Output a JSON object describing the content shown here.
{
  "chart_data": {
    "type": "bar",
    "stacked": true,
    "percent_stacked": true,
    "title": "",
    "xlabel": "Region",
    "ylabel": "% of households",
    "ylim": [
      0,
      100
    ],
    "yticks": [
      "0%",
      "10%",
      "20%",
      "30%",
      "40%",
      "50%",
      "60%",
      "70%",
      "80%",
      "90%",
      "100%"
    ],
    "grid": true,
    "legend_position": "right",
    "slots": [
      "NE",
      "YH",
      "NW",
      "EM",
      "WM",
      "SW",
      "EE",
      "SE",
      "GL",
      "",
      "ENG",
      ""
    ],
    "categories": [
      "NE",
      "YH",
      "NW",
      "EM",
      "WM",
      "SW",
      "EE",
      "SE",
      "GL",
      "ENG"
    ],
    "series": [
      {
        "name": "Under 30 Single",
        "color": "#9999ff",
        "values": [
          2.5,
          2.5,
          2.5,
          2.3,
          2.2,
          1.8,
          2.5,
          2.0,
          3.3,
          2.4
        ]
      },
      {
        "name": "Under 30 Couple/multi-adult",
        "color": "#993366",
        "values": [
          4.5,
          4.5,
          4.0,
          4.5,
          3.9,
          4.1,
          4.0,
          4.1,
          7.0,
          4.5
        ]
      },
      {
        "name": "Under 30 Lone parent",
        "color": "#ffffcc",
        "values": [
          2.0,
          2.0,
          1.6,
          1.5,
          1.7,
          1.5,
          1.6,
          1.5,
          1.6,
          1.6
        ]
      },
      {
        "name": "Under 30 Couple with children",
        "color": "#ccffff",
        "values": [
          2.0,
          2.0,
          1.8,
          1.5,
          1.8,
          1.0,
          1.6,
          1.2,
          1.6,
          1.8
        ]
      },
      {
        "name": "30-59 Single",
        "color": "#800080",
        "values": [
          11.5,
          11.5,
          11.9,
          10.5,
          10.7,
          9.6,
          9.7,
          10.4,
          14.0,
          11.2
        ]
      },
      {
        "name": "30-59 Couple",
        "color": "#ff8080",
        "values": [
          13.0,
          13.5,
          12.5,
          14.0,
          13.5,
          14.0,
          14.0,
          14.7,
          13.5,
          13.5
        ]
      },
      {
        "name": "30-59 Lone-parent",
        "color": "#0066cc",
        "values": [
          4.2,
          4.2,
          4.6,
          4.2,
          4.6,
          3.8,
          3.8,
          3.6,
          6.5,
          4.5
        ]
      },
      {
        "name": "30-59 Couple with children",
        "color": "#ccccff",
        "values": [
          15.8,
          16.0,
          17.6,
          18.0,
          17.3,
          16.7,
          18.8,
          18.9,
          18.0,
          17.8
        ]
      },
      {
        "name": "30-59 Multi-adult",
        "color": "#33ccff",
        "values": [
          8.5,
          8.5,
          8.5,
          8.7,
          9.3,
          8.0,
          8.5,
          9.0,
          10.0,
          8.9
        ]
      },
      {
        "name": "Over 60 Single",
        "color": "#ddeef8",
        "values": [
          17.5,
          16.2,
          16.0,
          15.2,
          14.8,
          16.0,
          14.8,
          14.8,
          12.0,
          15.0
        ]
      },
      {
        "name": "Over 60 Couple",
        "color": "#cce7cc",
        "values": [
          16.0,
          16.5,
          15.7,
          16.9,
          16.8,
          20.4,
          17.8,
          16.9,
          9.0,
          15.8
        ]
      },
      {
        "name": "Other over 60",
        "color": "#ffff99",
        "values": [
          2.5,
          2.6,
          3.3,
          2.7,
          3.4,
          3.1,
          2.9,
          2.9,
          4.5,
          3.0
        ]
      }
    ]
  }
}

************

**WHAT YOU HAVE TO DO**
Copy out each line of the data where the string "adult" appears.

**OUTPUT**
        "name": "Under 30 Couple/multi-adult",
        "name": "30-59 Multi-adult",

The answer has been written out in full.